§ Passage to read:
↓↓↓
Eco-Controversies: Eco-Labelling

On the surface, being environmentally friendly and eco-conscious seems fairly straightforward. Make the best choices we can to limit the harm done to our environment and everyone can enjoy a healthy planet. If only such things were so simple. Within the topic of being eco-friendly there are many layers of complexity that create controversies under continuous debate.  Such things as whether cloth or disposable diapers are better, hybrid cars really do benefit the environment or if eco-labeling actually does any good. The later topic is one that caught my eye for this week.

Eco-labeling quickly caught on as not just a marketing scheme, but as a way for consumers to make an informed choice about the products they were buying. “Since the late 1980s a number of national labelling systems have been set up in different countries, to satisfy consumer demands to purchase greener products. The products so labelled meet the criteria established within the relevant system as having been manufactured by processes and procedures with low or minimal environmental impact. “Germany was the fi rst country to develop an eco-label; the Blue Angel label was created in 1977 to enable the positive ecological features of products and services to be labelled on a voluntary basis” (Ann Smith, 2006). Other examples of eco-labels include: “‘Green Seal’ (US), ‘Nordic Swan’ (Sweden), ‘Eco-mark’ (Japan)” (Royal Society of Chemistry, 1998).
↑↑↑
§ What you need to do:
[a] Reproduce the eco-labeling passage word for word, beginning at "Eco-Controversies: Eco-Labelling" and stopping after "for this week.".
[b] List every line of the records that contains the string "plot", treating uppercase and lowercase as different.

§ Entries supplied:
↓↓↓
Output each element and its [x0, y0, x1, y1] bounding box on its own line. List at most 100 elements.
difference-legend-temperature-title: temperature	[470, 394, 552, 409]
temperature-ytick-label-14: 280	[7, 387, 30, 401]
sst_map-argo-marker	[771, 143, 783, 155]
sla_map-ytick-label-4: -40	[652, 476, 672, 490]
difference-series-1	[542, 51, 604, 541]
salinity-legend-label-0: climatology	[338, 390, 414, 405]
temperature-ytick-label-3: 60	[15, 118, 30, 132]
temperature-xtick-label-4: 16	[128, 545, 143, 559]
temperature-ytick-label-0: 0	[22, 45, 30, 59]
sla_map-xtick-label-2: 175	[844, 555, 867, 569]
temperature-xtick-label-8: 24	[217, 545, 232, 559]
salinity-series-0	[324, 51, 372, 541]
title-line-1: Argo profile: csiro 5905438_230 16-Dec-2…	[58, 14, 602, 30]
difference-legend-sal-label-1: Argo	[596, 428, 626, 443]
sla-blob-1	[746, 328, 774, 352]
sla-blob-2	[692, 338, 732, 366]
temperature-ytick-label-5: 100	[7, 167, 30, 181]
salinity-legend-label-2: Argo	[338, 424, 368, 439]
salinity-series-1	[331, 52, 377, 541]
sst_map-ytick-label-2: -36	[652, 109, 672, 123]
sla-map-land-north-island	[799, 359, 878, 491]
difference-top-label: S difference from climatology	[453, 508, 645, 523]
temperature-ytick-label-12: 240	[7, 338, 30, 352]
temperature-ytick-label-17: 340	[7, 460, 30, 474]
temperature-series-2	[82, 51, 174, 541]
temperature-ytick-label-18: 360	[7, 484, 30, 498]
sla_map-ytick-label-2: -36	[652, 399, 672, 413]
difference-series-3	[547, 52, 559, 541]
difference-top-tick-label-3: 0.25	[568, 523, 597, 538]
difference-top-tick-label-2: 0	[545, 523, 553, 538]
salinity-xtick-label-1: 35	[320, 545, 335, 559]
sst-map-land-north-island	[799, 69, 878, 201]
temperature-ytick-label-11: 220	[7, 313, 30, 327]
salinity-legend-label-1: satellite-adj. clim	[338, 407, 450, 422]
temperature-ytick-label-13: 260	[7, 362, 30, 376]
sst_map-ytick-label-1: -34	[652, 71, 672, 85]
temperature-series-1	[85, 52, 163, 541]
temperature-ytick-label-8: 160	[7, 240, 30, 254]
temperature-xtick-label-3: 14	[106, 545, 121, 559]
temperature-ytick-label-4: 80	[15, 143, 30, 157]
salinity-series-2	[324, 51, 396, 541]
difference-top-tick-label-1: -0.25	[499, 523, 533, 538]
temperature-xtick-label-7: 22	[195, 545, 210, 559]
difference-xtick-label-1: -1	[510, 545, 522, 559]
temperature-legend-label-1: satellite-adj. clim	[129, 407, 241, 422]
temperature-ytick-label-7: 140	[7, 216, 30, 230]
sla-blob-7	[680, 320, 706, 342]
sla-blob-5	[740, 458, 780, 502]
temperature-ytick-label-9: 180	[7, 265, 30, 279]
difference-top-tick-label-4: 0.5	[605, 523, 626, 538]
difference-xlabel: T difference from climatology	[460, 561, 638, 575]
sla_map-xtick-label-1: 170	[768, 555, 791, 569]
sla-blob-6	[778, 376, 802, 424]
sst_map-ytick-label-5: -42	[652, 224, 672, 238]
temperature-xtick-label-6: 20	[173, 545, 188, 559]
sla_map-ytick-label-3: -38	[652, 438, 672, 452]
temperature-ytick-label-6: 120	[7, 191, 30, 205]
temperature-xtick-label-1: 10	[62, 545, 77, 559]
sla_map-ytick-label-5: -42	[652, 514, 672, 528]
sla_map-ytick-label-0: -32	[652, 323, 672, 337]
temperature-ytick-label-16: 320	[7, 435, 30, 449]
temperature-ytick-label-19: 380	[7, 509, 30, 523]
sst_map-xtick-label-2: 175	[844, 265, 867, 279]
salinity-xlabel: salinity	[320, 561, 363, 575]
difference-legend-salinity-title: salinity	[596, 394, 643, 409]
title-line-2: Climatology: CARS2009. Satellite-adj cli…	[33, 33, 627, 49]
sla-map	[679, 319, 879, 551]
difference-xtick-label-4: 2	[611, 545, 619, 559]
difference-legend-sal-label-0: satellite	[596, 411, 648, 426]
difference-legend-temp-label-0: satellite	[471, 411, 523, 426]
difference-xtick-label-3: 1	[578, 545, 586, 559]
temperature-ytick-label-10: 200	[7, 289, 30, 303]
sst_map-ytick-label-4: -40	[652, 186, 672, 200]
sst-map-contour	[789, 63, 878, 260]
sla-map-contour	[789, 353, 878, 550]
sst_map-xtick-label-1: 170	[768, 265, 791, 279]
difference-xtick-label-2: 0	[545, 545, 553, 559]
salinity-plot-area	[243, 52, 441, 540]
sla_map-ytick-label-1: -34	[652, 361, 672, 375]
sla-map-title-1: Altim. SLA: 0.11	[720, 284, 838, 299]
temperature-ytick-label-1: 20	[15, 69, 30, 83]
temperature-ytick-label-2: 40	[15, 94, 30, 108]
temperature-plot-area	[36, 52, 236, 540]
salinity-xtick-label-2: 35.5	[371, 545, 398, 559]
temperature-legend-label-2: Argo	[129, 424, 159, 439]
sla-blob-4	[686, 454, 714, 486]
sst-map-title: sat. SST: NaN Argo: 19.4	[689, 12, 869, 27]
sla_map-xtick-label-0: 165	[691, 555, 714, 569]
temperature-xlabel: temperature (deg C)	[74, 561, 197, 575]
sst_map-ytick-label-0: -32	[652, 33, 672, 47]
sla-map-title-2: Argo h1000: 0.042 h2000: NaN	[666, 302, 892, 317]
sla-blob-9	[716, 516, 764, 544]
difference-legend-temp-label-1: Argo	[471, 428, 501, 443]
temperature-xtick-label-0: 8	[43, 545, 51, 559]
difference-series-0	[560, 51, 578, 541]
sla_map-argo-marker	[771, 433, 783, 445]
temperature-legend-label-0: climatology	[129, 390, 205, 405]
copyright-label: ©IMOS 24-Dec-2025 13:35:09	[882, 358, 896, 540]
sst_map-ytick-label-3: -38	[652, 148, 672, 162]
↑↑↑
§ Answers:
[a]
Eco-Controversies: Eco-Labelling

On the surface, being environmentally friendly and eco-conscious seems fairly straightforward. Make the best choices we can to limit the harm done to our environment and everyone can enjoy a healthy planet. If only such things were so simple. Within the topic of being eco-friendly there are many layers of complexity that create controversies under continuous debate.  Such things as whether cloth or disposable diapers are better, hybrid cars really do benefit the environment or if eco-labeling actually does any good. The later topic is one that caught my eye for this week.

[b]
salinity-plot-area	[243, 52, 441, 540]
temperature-plot-area	[36, 52, 236, 540]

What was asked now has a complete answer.